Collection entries
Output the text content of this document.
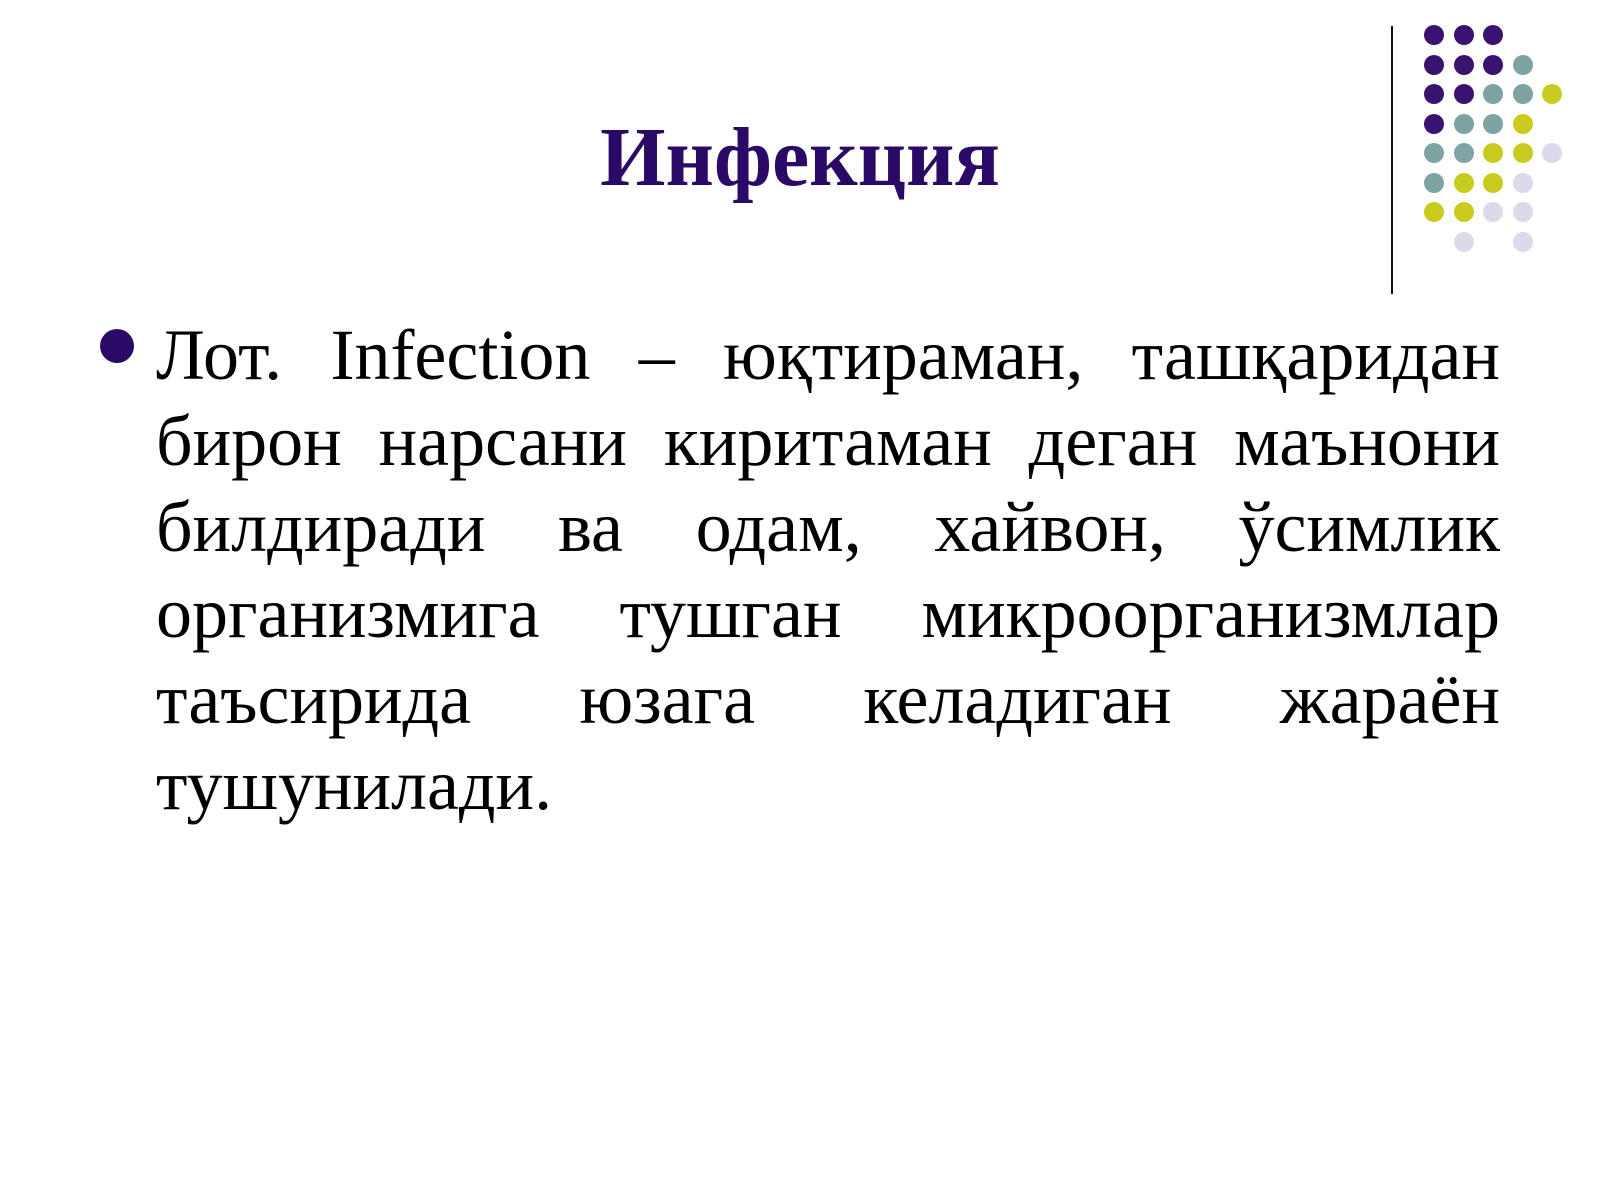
Инфекция

Лот. Infection – юқтираман, ташқаридан бирон нарсани киритаман деган маънони билдиради ва одам, хайвон, ўсимлик организмига тушган микроорганизмлар таъсирида юзага келадиган жараён тушунилади.
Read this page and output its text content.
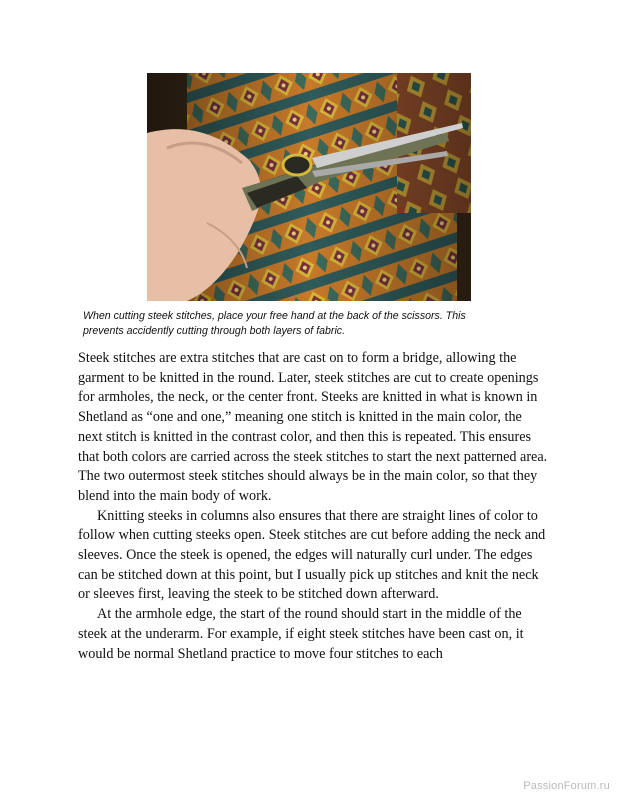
When cutting steek stitches, place your free hand at the back of the scissors. This
prevents accidently cutting through both layers of fabric.

Steek stitches are extra stitches that are cast on to form a bridge, allowing the garment to be knitted in the round. Later, steek stitches are cut to create openings for armholes, the neck, or the center front. Steeks are knitted in what is known in Shetland as “one and one,” meaning one stitch is knitted in the main color, the next stitch is knitted in the contrast color, and then this is repeated. This ensures that both colors are carried across the steek stitches to start the next patterned area. The two outermost steek stitches should always be in the main color, so that they blend into the main body of work.

Knitting steeks in columns also ensures that there are straight lines of color to follow when cutting steeks open. Steek stitches are cut before adding the neck and sleeves. Once the steek is opened, the edges will naturally curl under. The edges can be stitched down at this point, but I usually pick up stitches and knit the neck or sleeves first, leaving the steek to be stitched down afterward.

At the armhole edge, the start of the round should start in the middle of the steek at the underarm. For example, if eight steek stitches have been cast on, it would be normal Shetland practice to move four stitches to each

PassionForum.ru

* Work to do *
Examine the records and pull out every line where the string "Shetland" occurs.

* Output *
Steek stitches are extra stitches that are cast on to form a bridge, allowing the garment to be knitted in the round. Later, steek stitches are cut to create openings for armholes, the neck, or the center front. Steeks are knitted in what is known in Shetland as “one and one,” meaning one stitch is knitted in the main color, the next stitch is knitted in the contrast color, and then this is repeated. This ensures that both colors are carried across the steek stitches to start the next patterned area. The two outermost steek stitches should always be in the main color, so that they blend into the main body of work.
At the armhole edge, the start of the round should start in the middle of the steek at the underarm. For example, if eight steek stitches have been cast on, it would be normal Shetland practice to move four stitches to each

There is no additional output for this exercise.